**Aim of the exercise:** Each line in the entries below that holds the string "FLORIN" is to be listed.
— START OF Records for this exercise —
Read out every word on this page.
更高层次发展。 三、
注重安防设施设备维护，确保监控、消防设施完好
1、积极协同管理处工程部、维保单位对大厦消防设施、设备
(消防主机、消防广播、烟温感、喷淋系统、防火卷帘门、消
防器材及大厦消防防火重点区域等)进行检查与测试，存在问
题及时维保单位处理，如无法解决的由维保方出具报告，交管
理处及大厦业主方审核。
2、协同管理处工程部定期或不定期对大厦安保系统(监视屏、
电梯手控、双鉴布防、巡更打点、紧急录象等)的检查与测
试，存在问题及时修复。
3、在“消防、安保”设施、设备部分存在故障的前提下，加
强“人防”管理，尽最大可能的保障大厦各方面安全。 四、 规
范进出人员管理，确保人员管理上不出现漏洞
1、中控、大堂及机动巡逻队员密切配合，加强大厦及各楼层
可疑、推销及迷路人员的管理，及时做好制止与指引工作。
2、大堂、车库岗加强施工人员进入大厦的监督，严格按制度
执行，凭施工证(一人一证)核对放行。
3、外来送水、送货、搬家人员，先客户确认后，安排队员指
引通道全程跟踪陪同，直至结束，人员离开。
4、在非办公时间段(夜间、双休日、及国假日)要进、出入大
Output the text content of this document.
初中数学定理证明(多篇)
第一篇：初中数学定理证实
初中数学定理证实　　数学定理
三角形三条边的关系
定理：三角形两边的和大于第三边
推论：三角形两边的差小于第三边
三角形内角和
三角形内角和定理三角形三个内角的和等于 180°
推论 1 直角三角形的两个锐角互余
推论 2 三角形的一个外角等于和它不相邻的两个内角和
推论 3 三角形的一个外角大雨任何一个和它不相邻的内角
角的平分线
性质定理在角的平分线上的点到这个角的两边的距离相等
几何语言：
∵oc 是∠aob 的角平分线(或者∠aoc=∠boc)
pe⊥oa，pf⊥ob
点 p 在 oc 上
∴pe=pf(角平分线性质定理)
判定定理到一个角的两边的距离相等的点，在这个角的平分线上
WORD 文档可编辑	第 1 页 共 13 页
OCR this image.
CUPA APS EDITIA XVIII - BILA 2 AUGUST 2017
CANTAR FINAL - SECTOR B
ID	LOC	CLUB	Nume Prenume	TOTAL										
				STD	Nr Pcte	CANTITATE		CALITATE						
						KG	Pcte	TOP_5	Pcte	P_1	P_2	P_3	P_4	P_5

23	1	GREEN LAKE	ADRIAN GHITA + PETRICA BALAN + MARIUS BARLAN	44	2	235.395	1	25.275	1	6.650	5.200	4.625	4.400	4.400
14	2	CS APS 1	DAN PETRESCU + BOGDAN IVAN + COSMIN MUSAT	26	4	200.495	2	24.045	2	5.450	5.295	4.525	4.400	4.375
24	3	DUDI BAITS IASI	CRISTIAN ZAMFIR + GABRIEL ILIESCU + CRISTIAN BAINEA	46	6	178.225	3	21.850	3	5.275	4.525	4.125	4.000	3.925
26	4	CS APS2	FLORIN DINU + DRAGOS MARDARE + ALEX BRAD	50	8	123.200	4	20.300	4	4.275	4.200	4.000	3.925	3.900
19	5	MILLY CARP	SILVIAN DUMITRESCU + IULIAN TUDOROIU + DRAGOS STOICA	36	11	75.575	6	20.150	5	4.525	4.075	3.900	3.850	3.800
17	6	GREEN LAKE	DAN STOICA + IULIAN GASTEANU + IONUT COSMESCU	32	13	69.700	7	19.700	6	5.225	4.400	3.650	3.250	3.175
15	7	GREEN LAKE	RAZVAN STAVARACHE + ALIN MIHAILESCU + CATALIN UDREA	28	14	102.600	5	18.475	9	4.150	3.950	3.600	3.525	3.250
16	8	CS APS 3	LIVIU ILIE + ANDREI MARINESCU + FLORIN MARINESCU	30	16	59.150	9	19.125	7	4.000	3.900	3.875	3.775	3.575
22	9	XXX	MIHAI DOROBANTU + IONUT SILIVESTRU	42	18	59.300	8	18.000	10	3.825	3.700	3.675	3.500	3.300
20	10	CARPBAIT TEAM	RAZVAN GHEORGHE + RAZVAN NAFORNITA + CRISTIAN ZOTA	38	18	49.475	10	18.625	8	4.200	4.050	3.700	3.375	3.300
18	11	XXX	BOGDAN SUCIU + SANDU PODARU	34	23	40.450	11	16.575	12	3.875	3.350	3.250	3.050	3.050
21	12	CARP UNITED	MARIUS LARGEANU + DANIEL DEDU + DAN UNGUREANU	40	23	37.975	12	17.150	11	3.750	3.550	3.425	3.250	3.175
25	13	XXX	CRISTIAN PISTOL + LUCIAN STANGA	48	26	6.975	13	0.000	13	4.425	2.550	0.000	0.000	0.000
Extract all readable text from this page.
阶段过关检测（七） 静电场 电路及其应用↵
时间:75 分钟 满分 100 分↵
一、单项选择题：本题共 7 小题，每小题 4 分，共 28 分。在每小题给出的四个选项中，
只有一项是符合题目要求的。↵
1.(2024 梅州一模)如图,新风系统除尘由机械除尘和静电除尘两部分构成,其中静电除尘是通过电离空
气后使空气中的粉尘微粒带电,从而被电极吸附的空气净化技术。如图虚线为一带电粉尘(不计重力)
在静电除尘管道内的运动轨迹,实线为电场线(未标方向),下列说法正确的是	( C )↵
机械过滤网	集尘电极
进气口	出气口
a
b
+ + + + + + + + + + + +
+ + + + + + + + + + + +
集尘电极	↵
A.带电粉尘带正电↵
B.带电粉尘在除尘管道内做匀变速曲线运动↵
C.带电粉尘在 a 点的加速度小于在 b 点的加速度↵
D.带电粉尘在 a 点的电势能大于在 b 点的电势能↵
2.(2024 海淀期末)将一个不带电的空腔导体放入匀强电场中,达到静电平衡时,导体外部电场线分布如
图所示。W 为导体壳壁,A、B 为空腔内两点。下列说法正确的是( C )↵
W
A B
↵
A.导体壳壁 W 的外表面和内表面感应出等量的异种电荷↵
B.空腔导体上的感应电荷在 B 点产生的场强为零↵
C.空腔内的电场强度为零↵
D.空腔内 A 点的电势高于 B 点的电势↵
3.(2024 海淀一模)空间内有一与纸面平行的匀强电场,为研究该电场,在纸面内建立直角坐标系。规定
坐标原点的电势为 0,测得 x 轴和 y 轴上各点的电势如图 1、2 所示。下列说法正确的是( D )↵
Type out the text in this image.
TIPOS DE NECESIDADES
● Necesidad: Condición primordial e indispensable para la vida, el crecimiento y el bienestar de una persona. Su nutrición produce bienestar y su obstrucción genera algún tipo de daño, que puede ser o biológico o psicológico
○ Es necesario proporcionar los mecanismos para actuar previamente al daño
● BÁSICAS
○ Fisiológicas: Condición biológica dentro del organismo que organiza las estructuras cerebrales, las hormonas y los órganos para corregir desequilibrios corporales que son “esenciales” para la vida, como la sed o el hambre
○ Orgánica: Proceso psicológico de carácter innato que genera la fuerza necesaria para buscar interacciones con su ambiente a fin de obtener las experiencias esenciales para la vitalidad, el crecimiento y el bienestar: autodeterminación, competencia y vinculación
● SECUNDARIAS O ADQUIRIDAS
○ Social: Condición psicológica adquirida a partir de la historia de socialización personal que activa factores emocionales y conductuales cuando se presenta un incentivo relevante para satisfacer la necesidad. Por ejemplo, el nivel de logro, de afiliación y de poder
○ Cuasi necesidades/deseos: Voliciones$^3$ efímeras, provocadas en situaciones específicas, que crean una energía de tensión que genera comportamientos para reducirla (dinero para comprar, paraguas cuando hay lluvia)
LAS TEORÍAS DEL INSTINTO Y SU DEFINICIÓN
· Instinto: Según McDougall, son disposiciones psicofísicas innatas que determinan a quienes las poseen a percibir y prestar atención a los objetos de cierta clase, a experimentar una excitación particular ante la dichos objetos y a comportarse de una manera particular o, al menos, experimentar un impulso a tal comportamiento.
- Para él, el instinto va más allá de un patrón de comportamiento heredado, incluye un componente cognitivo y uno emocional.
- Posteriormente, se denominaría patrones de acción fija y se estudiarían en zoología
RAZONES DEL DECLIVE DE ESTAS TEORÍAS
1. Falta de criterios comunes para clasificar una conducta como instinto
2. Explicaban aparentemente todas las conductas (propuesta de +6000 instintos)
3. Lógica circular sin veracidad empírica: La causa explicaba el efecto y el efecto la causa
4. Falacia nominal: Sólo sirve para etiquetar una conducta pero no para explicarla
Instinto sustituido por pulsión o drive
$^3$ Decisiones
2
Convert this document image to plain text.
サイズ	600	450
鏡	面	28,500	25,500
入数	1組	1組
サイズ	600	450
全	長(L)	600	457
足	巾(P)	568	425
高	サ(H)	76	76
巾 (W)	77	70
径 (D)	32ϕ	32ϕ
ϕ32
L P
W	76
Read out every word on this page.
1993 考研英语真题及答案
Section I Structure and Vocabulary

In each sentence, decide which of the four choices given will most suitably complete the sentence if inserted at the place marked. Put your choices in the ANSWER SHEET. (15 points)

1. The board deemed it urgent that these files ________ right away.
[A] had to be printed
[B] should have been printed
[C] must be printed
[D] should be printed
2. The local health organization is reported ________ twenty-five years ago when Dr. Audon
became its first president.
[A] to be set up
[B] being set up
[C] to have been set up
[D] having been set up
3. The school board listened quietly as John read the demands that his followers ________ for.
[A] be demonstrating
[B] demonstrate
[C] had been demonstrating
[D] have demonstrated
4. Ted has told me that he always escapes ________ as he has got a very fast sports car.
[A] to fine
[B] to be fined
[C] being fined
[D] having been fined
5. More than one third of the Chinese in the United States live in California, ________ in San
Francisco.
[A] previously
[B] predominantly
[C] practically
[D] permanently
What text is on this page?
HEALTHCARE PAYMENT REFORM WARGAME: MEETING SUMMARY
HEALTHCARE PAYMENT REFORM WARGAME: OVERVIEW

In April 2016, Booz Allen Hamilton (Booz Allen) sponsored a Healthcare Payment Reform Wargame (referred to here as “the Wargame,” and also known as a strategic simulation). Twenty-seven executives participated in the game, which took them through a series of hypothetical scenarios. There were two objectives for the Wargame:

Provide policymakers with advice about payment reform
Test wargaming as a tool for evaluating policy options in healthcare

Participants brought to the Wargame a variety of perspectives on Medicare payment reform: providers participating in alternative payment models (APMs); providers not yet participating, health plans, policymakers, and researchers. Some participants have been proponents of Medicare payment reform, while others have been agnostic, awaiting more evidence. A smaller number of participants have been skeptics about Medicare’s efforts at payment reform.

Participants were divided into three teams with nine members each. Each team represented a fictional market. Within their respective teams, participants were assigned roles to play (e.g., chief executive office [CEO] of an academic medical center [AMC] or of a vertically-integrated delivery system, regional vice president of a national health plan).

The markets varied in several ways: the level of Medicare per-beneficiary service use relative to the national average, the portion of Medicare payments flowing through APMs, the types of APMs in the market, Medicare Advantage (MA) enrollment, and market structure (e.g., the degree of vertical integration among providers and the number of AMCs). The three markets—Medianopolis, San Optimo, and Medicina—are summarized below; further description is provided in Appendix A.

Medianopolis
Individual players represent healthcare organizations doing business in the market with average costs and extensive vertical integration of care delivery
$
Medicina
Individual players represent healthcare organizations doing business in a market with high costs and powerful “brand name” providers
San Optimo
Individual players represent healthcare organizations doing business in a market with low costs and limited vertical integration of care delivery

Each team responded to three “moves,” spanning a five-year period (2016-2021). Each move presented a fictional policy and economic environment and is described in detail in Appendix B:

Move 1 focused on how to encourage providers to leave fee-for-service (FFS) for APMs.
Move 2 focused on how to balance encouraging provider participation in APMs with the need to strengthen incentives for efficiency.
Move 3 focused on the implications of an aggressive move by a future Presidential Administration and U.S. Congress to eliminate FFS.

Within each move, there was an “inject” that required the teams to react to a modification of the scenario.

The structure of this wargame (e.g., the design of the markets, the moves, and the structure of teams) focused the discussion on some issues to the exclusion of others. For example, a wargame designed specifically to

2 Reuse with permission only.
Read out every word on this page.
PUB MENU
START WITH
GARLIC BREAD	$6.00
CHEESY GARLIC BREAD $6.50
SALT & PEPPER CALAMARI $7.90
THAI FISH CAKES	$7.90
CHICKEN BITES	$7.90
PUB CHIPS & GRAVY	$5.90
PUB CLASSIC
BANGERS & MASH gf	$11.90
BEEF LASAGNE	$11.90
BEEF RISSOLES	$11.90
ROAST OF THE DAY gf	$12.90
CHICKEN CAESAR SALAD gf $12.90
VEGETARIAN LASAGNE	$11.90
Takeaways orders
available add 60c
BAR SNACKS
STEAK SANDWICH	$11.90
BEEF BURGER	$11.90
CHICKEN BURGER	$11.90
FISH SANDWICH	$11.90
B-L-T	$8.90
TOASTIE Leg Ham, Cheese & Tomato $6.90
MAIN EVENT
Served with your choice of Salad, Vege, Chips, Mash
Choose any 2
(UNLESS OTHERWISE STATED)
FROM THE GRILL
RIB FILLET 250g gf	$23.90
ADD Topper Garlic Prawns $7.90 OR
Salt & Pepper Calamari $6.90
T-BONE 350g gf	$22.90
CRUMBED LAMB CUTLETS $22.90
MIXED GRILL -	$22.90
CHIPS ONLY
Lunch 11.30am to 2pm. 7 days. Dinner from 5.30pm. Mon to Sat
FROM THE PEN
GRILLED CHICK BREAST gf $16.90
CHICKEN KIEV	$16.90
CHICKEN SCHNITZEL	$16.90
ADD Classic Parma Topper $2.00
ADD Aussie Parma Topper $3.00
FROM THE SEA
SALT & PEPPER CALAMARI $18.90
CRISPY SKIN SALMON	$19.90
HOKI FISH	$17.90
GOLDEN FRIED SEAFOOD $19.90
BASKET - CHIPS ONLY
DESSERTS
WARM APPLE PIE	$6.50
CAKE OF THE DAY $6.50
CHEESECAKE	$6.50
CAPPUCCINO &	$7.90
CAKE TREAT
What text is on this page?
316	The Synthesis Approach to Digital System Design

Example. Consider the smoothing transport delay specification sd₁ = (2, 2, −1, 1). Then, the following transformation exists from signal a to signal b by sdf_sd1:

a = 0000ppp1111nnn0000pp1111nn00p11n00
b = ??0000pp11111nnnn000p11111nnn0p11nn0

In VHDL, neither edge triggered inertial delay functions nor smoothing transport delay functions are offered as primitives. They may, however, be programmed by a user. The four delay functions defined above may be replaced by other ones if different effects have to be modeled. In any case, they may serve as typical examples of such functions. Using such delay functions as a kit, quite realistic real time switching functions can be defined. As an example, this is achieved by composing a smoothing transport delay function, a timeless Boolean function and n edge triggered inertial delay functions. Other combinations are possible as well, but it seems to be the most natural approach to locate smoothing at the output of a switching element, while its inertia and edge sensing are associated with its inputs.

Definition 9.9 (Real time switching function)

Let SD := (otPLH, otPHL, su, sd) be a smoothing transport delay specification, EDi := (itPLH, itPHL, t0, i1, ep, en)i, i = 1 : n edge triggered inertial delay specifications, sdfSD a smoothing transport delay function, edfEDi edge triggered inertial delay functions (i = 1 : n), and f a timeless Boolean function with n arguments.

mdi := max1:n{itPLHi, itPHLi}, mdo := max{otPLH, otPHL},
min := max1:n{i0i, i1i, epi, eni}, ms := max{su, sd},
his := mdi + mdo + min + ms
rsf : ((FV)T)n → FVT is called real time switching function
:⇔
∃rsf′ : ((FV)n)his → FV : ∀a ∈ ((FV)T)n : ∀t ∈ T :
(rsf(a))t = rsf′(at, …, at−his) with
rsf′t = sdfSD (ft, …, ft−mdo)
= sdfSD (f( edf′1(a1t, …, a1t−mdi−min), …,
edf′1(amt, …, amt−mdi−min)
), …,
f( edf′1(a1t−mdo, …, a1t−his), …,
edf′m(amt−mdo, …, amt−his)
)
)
— END OF Records for this exercise —
**Result:**
26	4	CS APS2	FLORIN DINU + DRAGOS MARDARE + ALEX BRAD	50	8	123.200	4	20.300	4	4.275	4.200	4.000	3.925	3.900
16	8	CS APS 3	LIVIU ILIE + ANDREI MARINESCU + FLORIN MARINESCU	30	16	59.150	9	19.125	7	4.000	3.900	3.875	3.775	3.575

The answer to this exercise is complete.